- [Instructions]:
**A.** From the passage on the Harlem Renaissance, list the men it gives as examples of the older group of black intellectuals.
**B.** Copy the passage on the Harlem Renaissance between "But there is" and "a literary movement.", inclusive, substituting "verse" for "poetry".

- [Text under study]:
┌──
But there is no clear evidence that the Harlem Renaissance started exactly at this time because there are scholars who see a poem by W.E.B. Du Bois, "Song of Smoke", as the first magnificent piece of this movement, and "Song of Smoke" was written in 1899. There is another point which would date the Harlem Renaissance in earlier times. Claude McKay` s poetry of 1917 presents some of the most important pieces of the Harlem Renaissance as well. And John Hope Franklin even claimed that the Harlem Renaissance lasted until 1960 with only a little negligible interruptions. Sterling Brown, a participant of the Renaissance, even denied the Renaissance being a literary movement.
             Cary Wintz attempted to explain this statement.
             The Harlem Renaissance was basically a psychology - a state of mind or an attitude - shared by a number of black writers and intellectuals who centered their activities around Harlem in the late 1920s and the 1930s. .
             The writers had no common bond of political or radical ideology - what made them stick together was their sense of community, a feeling that they were all part of the same endeavor. And I think the creativity of writing a poem, story or musical comes exactly from this state of mind. To invent something new or just the feeling of being part of something special makes the lives of people like Aaron Douglas or Langston Hughes so interesting and creative. Some people conceptualize the Harlem Renaissance as a group of young writers "orbiting around" an older group of black intellectuals who were established in the NAACP, Urban League or black journals. These older men were for example, W. E. B. Du Bois, Alain Locke or James Weldon Johnson. Aaron Douglas or Gwendolyn Bennett belong to the group of younger writers at this time. In general, Harlem / New York, was the focal point of the Renaissance - everyone associated something on his own with Harlem. Most writers spent at least some time in Harlem, others like Langston Hughes or Claude McKay, described the New York ghetto life in their short stories; it simply provided a various number of setting for their stories.
└──
- [Records]:
┌──
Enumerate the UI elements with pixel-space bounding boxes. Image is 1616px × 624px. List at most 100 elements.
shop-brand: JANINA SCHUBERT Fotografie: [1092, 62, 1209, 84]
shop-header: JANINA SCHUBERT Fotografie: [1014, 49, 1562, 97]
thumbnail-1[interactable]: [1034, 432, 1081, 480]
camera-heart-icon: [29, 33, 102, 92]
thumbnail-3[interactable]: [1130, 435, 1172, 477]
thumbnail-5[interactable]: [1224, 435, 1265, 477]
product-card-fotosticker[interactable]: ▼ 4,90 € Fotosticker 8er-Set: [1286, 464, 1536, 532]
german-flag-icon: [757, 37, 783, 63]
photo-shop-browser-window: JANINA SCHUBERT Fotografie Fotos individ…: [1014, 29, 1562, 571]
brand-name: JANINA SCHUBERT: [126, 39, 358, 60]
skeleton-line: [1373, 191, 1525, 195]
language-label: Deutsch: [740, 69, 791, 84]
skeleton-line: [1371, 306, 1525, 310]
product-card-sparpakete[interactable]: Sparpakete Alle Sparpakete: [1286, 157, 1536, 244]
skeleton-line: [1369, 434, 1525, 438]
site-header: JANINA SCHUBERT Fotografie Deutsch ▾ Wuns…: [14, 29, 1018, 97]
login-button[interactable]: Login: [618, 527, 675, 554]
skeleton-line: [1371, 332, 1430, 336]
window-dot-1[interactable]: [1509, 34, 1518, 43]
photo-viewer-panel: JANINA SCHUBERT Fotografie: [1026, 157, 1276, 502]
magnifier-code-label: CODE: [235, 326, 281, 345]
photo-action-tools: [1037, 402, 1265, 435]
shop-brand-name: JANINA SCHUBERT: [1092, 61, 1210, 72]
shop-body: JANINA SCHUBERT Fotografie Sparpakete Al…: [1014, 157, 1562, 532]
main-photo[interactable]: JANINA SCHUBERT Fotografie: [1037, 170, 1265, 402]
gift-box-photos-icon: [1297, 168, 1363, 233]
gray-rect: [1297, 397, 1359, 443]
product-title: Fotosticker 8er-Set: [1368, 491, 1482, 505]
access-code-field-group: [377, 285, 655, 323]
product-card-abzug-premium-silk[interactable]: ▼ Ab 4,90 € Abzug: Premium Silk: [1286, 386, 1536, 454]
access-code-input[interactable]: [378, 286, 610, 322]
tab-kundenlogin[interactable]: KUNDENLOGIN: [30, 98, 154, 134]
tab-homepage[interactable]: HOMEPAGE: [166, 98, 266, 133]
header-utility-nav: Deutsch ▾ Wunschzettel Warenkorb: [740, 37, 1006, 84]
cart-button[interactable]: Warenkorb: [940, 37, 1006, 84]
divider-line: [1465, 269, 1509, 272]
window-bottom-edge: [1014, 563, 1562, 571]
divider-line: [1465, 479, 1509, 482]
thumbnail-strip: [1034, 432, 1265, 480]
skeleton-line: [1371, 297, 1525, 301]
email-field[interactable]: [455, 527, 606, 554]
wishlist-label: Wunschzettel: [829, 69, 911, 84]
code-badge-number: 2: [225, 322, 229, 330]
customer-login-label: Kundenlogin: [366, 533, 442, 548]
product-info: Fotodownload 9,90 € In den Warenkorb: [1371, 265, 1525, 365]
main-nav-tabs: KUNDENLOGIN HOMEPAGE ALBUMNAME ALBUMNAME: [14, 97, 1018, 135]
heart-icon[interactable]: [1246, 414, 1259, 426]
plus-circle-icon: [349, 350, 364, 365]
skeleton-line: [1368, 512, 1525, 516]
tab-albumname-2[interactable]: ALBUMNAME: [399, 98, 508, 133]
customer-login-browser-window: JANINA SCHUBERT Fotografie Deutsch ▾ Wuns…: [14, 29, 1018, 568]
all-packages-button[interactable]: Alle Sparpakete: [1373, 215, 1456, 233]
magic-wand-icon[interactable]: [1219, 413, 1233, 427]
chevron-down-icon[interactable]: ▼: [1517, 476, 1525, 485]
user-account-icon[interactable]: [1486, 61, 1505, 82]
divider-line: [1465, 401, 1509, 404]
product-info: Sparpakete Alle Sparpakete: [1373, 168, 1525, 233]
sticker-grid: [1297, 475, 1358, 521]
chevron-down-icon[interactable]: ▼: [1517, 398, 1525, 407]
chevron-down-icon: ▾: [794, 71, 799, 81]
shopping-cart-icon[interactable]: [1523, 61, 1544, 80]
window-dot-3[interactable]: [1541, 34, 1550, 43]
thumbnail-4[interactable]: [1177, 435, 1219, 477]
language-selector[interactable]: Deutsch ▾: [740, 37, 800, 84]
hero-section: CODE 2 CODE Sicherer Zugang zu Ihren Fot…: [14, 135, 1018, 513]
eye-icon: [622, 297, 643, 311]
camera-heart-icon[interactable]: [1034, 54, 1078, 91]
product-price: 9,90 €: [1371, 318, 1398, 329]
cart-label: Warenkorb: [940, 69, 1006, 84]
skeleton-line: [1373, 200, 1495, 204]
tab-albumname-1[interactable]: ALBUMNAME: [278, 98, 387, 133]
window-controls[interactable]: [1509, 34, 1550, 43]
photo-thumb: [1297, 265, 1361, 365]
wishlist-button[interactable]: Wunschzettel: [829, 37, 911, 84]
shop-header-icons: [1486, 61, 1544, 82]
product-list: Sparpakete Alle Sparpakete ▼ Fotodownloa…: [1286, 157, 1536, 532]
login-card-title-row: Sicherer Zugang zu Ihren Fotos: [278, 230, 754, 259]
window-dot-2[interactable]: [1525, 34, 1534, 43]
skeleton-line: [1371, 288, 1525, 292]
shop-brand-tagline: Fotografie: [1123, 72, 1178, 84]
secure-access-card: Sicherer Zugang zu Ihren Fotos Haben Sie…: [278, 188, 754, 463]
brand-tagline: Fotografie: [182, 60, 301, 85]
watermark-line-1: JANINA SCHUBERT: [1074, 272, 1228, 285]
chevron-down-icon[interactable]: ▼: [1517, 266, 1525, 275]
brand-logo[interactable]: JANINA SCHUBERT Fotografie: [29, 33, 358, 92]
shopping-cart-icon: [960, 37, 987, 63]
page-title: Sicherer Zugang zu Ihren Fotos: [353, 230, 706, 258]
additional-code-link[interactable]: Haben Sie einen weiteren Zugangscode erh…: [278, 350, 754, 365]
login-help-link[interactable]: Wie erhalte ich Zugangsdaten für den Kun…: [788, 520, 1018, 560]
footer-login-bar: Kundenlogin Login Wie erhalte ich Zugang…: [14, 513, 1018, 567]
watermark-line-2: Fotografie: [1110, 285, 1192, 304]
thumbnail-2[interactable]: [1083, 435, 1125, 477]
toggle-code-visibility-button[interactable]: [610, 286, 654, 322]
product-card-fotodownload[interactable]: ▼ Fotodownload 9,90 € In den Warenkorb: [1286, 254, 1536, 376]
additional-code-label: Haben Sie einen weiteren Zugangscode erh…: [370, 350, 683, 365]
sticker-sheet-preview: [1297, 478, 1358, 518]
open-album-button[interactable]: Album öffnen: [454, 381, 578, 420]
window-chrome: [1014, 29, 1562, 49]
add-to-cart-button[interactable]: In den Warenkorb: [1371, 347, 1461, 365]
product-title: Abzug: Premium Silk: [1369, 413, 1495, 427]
└──
- [Results by task]:
**A.** W. E. B. Du Bois, Alain Locke, James Weldon Johnson

**B.**
But there is no clear evidence that the Harlem Renaissance started exactly at this time because there are scholars who see a poem by W.E.B. Du Bois, "Song of Smoke", as the first magnificent piece of this movement, and "Song of Smoke" was written in 1899. There is another point which would date the Harlem Renaissance in earlier times. Claude McKay` s verse of 1917 presents some of the most important pieces of the Harlem Renaissance as well. And John Hope Franklin even claimed that the Harlem Renaissance lasted until 1960 with only a little negligible interruptions. Sterling Brown, a participant of the Renaissance, even denied the Renaissance being a literary movement.